Your task is to repeat the lines below exactly, excluding any pictures they contain.
--- start ---
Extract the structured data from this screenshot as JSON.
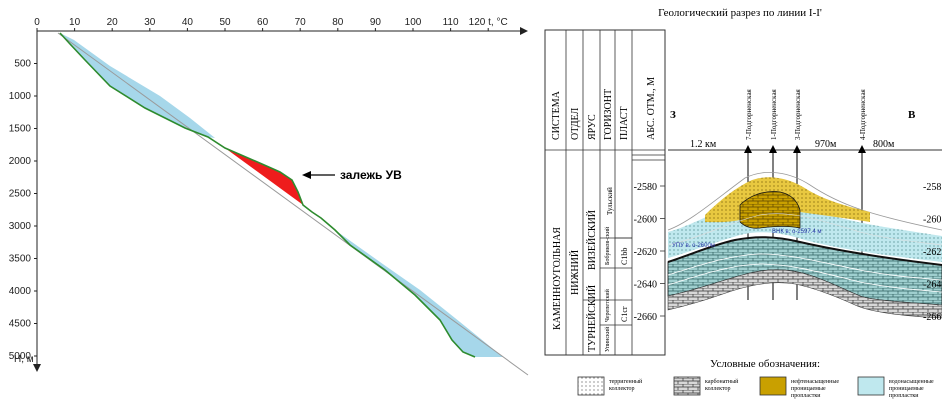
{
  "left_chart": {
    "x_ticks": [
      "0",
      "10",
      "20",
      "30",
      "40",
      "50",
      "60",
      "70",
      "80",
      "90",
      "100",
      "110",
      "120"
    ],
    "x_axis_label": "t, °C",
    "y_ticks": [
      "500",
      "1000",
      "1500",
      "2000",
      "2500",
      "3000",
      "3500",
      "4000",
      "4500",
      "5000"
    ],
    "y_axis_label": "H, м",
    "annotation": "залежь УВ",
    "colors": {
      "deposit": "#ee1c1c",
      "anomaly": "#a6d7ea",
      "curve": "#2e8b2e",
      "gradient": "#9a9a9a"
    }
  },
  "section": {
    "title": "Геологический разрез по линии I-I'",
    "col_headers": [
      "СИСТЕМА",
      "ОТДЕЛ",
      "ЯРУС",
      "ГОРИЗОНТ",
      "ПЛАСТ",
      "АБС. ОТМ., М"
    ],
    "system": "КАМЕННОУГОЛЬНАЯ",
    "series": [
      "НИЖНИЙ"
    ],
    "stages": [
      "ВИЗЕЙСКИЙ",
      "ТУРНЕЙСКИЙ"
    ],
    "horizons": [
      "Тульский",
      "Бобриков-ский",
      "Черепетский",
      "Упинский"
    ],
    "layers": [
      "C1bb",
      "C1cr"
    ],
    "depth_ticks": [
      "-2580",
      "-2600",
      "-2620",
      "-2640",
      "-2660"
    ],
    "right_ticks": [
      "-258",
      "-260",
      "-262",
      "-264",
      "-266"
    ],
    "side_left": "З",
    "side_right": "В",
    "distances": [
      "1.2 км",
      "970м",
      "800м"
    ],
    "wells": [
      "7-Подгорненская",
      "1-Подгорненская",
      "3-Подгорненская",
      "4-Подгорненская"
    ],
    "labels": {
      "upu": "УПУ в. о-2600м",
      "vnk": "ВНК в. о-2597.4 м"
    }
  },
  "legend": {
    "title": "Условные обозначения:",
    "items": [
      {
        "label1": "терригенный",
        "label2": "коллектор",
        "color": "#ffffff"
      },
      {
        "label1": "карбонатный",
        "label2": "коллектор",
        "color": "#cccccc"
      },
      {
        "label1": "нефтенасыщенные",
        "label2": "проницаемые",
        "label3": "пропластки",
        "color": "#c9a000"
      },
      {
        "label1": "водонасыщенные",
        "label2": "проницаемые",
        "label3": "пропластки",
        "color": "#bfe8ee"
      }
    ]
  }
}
--- end ---
● Solution to this exercise
Extract the structured data from this screenshot as JSON.
{
  "left_chart": {
    "x_ticks": [
      "0",
      "10",
      "20",
      "30",
      "40",
      "50",
      "60",
      "70",
      "80",
      "90",
      "100",
      "110",
      "120"
    ],
    "x_axis_label": "t, °C",
    "y_ticks": [
      "500",
      "1000",
      "1500",
      "2000",
      "2500",
      "3000",
      "3500",
      "4000",
      "4500",
      "5000"
    ],
    "y_axis_label": "H, м",
    "annotation": "залежь УВ",
    "colors": {
      "deposit": "#ee1c1c",
      "anomaly": "#a6d7ea",
      "curve": "#2e8b2e",
      "gradient": "#9a9a9a"
    }
  },
  "section": {
    "title": "Геологический разрез по линии I-I'",
    "col_headers": [
      "СИСТЕМА",
      "ОТДЕЛ",
      "ЯРУС",
      "ГОРИЗОНТ",
      "ПЛАСТ",
      "АБС. ОТМ., М"
    ],
    "system": "КАМЕННОУГОЛЬНАЯ",
    "series": [
      "НИЖНИЙ"
    ],
    "stages": [
      "ВИЗЕЙСКИЙ",
      "ТУРНЕЙСКИЙ"
    ],
    "horizons": [
      "Тульский",
      "Бобриков-ский",
      "Черепетский",
      "Упинский"
    ],
    "layers": [
      "C1bb",
      "C1cr"
    ],
    "depth_ticks": [
      "-2580",
      "-2600",
      "-2620",
      "-2640",
      "-2660"
    ],
    "right_ticks": [
      "-258",
      "-260",
      "-262",
      "-264",
      "-266"
    ],
    "side_left": "З",
    "side_right": "В",
    "distances": [
      "1.2 км",
      "970м",
      "800м"
    ],
    "wells": [
      "7-Подгорненская",
      "1-Подгорненская",
      "3-Подгорненская",
      "4-Подгорненская"
    ],
    "labels": {
      "upu": "УПУ в. о-2600м",
      "vnk": "ВНК в. о-2597.4 м"
    }
  },
  "legend": {
    "title": "Условные обозначения:",
    "items": [
      {
        "label1": "терригенный",
        "label2": "коллектор",
        "color": "#ffffff"
      },
      {
        "label1": "карбонатный",
        "label2": "коллектор",
        "color": "#cccccc"
      },
      {
        "label1": "нефтенасыщенные",
        "label2": "проницаемые",
        "label3": "пропластки",
        "color": "#c9a000"
      },
      {
        "label1": "водонасыщенные",
        "label2": "проницаемые",
        "label3": "пропластки",
        "color": "#bfe8ee"
      }
    ]
  }
}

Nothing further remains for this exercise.